- [EXERCISE AIM]: Find every line in the records below that holds the word "this" and copy it.

[begin SUPPLIED DATA]

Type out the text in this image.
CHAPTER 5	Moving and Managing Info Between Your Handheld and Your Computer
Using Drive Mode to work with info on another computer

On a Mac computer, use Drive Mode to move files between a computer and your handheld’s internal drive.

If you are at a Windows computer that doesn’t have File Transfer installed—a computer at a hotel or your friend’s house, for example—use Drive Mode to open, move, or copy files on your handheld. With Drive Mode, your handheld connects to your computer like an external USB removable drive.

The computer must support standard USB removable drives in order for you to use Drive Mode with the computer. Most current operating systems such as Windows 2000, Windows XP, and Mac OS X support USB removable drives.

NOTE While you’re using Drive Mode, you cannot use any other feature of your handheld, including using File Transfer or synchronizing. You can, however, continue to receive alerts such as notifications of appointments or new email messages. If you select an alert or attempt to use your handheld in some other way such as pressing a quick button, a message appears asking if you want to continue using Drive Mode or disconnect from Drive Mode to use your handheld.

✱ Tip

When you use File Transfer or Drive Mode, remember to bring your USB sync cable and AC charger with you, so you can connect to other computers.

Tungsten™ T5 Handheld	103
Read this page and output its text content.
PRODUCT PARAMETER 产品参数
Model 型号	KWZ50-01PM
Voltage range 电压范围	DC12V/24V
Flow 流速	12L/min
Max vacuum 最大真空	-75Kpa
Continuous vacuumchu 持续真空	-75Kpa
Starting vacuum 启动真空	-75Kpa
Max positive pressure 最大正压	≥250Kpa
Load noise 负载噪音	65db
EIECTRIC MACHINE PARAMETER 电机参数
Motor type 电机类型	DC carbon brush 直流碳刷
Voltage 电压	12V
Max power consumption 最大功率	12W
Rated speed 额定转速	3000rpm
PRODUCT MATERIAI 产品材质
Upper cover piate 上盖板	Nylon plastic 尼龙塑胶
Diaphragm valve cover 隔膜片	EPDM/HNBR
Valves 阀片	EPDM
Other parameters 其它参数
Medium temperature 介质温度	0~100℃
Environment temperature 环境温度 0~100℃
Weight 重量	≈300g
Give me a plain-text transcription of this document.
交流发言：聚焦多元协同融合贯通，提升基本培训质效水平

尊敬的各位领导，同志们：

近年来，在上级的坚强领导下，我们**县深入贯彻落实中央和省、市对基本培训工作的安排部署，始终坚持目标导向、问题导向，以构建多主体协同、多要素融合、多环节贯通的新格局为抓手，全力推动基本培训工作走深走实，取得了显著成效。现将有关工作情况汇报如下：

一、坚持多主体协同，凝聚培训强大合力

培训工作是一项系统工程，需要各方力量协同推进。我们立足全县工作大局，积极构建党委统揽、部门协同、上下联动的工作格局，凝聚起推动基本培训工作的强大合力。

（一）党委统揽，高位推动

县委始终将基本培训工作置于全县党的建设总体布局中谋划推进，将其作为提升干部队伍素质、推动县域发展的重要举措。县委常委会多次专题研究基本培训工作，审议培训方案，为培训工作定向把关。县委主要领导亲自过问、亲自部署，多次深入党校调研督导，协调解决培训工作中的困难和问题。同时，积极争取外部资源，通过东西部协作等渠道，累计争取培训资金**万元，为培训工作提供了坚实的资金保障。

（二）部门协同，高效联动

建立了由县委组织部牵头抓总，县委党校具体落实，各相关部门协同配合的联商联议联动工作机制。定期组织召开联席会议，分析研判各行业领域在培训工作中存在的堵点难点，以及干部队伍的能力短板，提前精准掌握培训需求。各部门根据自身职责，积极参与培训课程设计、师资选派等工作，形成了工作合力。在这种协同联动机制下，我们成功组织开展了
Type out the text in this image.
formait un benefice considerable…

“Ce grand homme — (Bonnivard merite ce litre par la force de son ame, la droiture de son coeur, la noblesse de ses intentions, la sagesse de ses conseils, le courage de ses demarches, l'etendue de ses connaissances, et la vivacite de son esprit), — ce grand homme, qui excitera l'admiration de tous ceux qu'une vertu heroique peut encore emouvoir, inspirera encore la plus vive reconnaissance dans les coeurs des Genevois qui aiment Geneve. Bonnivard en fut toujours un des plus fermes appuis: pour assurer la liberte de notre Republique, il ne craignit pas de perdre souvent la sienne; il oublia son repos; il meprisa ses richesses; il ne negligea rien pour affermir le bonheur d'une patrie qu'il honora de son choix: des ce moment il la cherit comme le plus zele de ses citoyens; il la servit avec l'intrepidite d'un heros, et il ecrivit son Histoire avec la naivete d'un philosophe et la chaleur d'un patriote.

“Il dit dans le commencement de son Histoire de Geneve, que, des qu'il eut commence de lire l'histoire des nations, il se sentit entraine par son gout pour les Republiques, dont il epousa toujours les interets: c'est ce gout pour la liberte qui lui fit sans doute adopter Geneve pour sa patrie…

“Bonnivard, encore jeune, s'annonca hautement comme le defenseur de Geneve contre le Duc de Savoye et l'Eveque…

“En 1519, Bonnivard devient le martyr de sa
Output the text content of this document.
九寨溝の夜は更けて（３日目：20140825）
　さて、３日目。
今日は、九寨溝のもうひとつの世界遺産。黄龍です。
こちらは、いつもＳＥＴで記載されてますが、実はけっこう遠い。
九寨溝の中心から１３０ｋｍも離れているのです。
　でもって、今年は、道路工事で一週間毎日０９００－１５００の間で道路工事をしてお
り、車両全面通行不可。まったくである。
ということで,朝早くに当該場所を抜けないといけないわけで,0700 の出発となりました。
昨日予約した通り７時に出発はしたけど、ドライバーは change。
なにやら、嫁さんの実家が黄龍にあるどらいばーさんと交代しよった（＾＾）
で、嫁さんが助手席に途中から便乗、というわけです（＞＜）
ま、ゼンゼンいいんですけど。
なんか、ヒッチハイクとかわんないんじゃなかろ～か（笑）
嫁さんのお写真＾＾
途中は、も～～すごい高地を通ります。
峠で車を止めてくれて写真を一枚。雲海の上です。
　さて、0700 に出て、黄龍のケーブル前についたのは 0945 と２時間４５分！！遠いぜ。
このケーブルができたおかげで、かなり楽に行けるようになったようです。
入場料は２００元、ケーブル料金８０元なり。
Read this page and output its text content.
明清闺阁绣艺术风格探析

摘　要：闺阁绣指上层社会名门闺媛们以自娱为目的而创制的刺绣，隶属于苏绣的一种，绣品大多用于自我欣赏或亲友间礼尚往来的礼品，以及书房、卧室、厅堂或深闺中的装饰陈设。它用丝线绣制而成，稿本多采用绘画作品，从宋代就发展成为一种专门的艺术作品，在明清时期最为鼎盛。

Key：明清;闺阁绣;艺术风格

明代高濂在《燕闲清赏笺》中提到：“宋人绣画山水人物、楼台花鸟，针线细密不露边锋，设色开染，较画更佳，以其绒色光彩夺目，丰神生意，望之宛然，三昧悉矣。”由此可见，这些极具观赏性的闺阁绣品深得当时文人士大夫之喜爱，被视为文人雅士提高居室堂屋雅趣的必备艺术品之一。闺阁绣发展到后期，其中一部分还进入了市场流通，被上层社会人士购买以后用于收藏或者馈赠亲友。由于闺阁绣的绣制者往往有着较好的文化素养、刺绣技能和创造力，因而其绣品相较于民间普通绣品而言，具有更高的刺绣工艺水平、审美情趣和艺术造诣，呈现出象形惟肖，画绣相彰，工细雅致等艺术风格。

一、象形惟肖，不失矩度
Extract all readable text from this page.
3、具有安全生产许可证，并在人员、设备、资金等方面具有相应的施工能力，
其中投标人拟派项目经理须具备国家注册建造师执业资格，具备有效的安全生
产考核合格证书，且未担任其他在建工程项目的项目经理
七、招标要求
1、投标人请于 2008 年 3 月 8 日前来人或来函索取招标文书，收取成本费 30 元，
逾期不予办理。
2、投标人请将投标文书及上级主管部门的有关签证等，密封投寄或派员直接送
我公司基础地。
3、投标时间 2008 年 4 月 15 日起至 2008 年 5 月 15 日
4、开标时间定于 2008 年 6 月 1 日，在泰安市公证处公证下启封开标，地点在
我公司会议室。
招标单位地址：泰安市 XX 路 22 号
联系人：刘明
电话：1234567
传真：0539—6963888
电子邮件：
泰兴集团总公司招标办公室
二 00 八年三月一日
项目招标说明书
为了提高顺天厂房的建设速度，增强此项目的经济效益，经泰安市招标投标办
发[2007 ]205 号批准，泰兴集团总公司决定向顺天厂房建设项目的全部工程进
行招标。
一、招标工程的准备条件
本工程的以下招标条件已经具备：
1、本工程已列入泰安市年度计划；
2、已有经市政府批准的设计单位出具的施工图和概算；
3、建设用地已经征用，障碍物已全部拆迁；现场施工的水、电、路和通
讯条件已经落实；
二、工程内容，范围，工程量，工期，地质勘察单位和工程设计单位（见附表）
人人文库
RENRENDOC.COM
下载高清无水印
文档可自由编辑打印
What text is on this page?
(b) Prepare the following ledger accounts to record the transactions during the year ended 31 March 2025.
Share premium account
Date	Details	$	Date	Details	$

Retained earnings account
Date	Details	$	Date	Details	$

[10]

[end SUPPLIED DATA]

- [WRITTEN RESPONSE]:
Type out the text in this image.
Read this page and output its text content.
Give me a plain-text transcription of this document.
Type out the text in this image.
Output the text content of this document.
Read this page and output its text content.
Extract all readable text from this page.
What text is on this page?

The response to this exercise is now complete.